■ TASK REQUIREMENTS ■
Under this task are some entries; return every one of them exactly.

■ RECORD SET ■
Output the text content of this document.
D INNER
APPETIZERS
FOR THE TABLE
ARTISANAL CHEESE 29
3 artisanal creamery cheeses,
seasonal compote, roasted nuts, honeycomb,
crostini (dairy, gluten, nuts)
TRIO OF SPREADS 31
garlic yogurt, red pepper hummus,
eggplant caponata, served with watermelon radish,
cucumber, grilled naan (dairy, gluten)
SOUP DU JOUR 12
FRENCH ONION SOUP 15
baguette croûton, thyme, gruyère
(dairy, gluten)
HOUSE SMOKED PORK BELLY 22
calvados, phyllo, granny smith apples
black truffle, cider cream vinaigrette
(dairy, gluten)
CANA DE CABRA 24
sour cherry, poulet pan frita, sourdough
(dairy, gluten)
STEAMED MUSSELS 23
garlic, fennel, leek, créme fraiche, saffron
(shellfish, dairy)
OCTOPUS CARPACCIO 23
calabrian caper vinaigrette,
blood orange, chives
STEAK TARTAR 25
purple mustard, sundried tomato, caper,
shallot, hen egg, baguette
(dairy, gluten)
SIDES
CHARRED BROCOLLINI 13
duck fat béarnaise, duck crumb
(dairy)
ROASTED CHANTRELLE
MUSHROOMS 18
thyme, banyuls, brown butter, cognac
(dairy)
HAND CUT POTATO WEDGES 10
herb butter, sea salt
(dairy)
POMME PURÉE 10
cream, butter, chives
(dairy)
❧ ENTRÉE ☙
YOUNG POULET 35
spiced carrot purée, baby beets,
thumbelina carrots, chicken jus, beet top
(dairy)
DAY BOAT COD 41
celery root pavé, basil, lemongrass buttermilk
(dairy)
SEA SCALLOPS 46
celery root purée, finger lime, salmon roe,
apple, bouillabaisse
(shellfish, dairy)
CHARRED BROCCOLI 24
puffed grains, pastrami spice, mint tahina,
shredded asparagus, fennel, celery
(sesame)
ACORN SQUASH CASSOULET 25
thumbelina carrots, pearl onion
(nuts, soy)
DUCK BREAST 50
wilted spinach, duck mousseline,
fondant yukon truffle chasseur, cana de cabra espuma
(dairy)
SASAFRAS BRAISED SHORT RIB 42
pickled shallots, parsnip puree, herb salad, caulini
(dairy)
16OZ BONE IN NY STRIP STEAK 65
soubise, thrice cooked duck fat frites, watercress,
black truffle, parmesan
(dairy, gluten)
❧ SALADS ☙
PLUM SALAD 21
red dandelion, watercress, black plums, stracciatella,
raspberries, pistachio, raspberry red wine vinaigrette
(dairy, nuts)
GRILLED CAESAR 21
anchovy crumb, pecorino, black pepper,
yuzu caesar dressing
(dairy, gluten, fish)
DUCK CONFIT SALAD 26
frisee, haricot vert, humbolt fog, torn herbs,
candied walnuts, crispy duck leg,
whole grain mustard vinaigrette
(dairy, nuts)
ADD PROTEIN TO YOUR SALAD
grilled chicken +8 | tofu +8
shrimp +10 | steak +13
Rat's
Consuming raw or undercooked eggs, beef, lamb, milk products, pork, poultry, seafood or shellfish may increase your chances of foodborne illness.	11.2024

■ EXERCISE SOLUTION ■
Output the text content of this document.
D INNER
APPETIZERS
FOR THE TABLE
ARTISANAL CHEESE 29
3 artisanal creamery cheeses,
seasonal compote, roasted nuts, honeycomb,
crostini (dairy, gluten, nuts)
TRIO OF SPREADS 31
garlic yogurt, red pepper hummus,
eggplant caponata, served with watermelon radish,
cucumber, grilled naan (dairy, gluten)
SOUP DU JOUR 12
FRENCH ONION SOUP 15
baguette croûton, thyme, gruyère
(dairy, gluten)
HOUSE SMOKED PORK BELLY 22
calvados, phyllo, granny smith apples
black truffle, cider cream vinaigrette
(dairy, gluten)
CANA DE CABRA 24
sour cherry, poulet pan frita, sourdough
(dairy, gluten)
STEAMED MUSSELS 23
garlic, fennel, leek, créme fraiche, saffron
(shellfish, dairy)
OCTOPUS CARPACCIO 23
calabrian caper vinaigrette,
blood orange, chives
STEAK TARTAR 25
purple mustard, sundried tomato, caper,
shallot, hen egg, baguette
(dairy, gluten)
SIDES
CHARRED BROCOLLINI 13
duck fat béarnaise, duck crumb
(dairy)
ROASTED CHANTRELLE
MUSHROOMS 18
thyme, banyuls, brown butter, cognac
(dairy)
HAND CUT POTATO WEDGES 10
herb butter, sea salt
(dairy)
POMME PURÉE 10
cream, butter, chives
(dairy)
❧ ENTRÉE ☙
YOUNG POULET 35
spiced carrot purée, baby beets,
thumbelina carrots, chicken jus, beet top
(dairy)
DAY BOAT COD 41
celery root pavé, basil, lemongrass buttermilk
(dairy)
SEA SCALLOPS 46
celery root purée, finger lime, salmon roe,
apple, bouillabaisse
(shellfish, dairy)
CHARRED BROCCOLI 24
puffed grains, pastrami spice, mint tahina,
shredded asparagus, fennel, celery
(sesame)
ACORN SQUASH CASSOULET 25
thumbelina carrots, pearl onion
(nuts, soy)
DUCK BREAST 50
wilted spinach, duck mousseline,
fondant yukon truffle chasseur, cana de cabra espuma
(dairy)
SASAFRAS BRAISED SHORT RIB 42
pickled shallots, parsnip puree, herb salad, caulini
(dairy)
16OZ BONE IN NY STRIP STEAK 65
soubise, thrice cooked duck fat frites, watercress,
black truffle, parmesan
(dairy, gluten)
❧ SALADS ☙
PLUM SALAD 21
red dandelion, watercress, black plums, stracciatella,
raspberries, pistachio, raspberry red wine vinaigrette
(dairy, nuts)
GRILLED CAESAR 21
anchovy crumb, pecorino, black pepper,
yuzu caesar dressing
(dairy, gluten, fish)
DUCK CONFIT SALAD 26
frisee, haricot vert, humbolt fog, torn herbs,
candied walnuts, crispy duck leg,
whole grain mustard vinaigrette
(dairy, nuts)
ADD PROTEIN TO YOUR SALAD
grilled chicken +8 | tofu +8
shrimp +10 | steak +13
Rat's
Consuming raw or undercooked eggs, beef, lamb, milk products, pork, poultry, seafood or shellfish may increase your chances of foodborne illness.	11.2024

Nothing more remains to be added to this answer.